_Exercise inputs_
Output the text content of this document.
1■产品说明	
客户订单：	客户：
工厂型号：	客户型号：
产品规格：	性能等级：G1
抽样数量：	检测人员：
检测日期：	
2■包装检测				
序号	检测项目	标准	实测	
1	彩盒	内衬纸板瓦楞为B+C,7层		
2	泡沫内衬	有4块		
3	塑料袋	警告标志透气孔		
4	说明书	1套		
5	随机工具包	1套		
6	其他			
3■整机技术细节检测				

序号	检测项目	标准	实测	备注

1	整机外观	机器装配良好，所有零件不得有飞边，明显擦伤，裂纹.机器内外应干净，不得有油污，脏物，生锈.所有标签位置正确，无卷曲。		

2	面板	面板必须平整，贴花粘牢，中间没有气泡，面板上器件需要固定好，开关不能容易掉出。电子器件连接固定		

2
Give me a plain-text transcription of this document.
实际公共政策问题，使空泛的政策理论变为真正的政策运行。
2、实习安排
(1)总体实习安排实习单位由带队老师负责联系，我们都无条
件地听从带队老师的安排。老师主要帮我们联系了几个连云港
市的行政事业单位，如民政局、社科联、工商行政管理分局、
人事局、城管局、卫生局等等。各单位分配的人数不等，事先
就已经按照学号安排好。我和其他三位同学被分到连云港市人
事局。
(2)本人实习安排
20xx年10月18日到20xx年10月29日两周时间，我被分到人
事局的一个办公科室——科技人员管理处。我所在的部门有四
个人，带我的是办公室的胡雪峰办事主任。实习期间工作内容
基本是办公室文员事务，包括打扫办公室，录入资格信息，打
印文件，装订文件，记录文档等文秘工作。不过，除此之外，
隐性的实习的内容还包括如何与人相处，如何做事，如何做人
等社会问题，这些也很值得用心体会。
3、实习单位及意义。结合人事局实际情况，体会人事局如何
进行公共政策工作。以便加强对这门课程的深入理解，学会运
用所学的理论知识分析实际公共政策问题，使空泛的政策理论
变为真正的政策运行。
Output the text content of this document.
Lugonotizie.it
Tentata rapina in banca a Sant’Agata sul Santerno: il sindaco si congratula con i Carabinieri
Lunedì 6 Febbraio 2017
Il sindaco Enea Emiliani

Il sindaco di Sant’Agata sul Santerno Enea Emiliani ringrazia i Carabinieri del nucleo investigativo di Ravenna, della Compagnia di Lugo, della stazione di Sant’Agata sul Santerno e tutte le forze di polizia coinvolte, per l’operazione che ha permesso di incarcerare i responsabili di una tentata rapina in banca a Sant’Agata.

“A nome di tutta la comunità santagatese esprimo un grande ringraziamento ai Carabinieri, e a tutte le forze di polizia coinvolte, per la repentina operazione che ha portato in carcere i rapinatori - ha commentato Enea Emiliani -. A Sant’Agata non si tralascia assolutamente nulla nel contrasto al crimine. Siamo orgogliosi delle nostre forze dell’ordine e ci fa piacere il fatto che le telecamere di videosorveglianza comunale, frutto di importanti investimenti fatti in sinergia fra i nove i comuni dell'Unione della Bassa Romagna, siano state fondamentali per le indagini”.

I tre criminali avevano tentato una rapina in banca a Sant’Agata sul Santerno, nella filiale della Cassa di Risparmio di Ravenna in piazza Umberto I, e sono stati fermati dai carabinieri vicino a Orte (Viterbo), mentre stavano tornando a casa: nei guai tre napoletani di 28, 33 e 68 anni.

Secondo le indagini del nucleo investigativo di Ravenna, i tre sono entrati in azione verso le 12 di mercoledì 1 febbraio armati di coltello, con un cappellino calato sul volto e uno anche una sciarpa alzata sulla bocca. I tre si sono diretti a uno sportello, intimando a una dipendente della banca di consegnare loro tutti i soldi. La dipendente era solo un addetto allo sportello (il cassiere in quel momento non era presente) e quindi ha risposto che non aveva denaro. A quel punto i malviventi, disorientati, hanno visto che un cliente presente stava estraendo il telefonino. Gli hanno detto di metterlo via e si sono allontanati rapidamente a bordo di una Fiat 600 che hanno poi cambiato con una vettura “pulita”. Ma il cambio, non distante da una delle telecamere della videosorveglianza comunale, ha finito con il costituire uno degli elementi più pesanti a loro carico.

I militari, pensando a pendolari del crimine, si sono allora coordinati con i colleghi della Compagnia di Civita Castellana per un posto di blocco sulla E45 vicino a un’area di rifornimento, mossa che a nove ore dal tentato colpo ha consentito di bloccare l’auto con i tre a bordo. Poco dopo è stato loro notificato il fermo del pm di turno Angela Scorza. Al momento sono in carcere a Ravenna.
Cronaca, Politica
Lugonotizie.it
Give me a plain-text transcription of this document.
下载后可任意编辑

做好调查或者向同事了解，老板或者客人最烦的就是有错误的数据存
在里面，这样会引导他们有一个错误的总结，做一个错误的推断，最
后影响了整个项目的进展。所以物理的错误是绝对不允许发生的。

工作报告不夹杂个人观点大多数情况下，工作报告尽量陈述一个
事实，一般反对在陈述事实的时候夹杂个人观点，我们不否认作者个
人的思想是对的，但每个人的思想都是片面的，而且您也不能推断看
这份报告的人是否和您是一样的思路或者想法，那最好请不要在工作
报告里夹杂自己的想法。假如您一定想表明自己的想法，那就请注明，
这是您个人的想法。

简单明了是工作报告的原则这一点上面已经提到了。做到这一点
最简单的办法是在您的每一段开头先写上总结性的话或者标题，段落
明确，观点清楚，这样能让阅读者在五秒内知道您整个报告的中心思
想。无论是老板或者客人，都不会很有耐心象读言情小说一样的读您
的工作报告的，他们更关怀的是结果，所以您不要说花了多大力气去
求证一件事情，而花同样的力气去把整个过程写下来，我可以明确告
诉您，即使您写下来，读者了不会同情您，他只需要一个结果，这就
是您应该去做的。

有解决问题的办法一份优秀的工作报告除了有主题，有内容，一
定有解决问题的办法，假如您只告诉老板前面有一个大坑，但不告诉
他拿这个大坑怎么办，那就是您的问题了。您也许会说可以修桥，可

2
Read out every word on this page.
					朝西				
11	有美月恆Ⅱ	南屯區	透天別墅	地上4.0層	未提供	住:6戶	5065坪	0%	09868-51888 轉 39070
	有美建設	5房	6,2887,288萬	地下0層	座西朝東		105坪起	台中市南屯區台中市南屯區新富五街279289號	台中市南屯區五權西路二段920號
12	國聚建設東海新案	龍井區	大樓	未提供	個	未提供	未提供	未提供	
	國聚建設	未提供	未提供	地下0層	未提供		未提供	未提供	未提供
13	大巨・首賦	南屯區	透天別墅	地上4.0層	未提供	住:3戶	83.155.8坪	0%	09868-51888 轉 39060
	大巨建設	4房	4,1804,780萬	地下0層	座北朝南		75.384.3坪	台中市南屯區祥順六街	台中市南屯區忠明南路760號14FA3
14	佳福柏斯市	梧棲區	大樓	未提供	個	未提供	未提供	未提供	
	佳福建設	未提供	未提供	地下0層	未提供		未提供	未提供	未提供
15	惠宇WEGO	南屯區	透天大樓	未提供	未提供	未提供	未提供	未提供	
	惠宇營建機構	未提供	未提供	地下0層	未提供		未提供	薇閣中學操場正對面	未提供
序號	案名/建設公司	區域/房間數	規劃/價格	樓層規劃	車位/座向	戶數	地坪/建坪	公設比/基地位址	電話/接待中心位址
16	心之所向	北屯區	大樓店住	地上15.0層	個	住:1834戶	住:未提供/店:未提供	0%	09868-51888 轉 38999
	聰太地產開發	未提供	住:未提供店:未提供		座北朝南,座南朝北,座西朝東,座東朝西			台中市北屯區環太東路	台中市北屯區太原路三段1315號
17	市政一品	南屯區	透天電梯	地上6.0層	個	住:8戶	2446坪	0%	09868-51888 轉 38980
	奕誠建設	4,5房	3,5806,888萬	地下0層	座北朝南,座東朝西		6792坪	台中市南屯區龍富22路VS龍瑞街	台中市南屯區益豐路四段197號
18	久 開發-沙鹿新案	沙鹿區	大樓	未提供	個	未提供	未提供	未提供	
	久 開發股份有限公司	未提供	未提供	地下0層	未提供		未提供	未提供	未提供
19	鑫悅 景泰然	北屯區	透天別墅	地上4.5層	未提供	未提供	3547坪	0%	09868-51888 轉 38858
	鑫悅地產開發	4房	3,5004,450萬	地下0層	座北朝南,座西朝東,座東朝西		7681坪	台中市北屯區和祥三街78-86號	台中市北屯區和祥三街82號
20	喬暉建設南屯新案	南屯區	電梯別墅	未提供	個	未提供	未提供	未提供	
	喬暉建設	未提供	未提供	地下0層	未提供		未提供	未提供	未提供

_Exercise_
Copy out every line of the listing that contains the string "座西朝東".

_Output of the exercise_
	有美建設	5房	6,2887,288萬	地下0層	座西朝東		105坪起	台中市南屯區台中市南屯區新富五街279289號	台中市南屯區五權西路二段920號
	聰太地產開發	未提供	住:未提供店:未提供		座北朝南,座南朝北,座西朝東,座東朝西			台中市北屯區環太東路	台中市北屯區太原路三段1315號
	鑫悅地產開發	4房	3,5004,450萬	地下0層	座北朝南,座西朝東,座東朝西		7681坪	台中市北屯區和祥三街78-86號	台中市北屯區和祥三街82號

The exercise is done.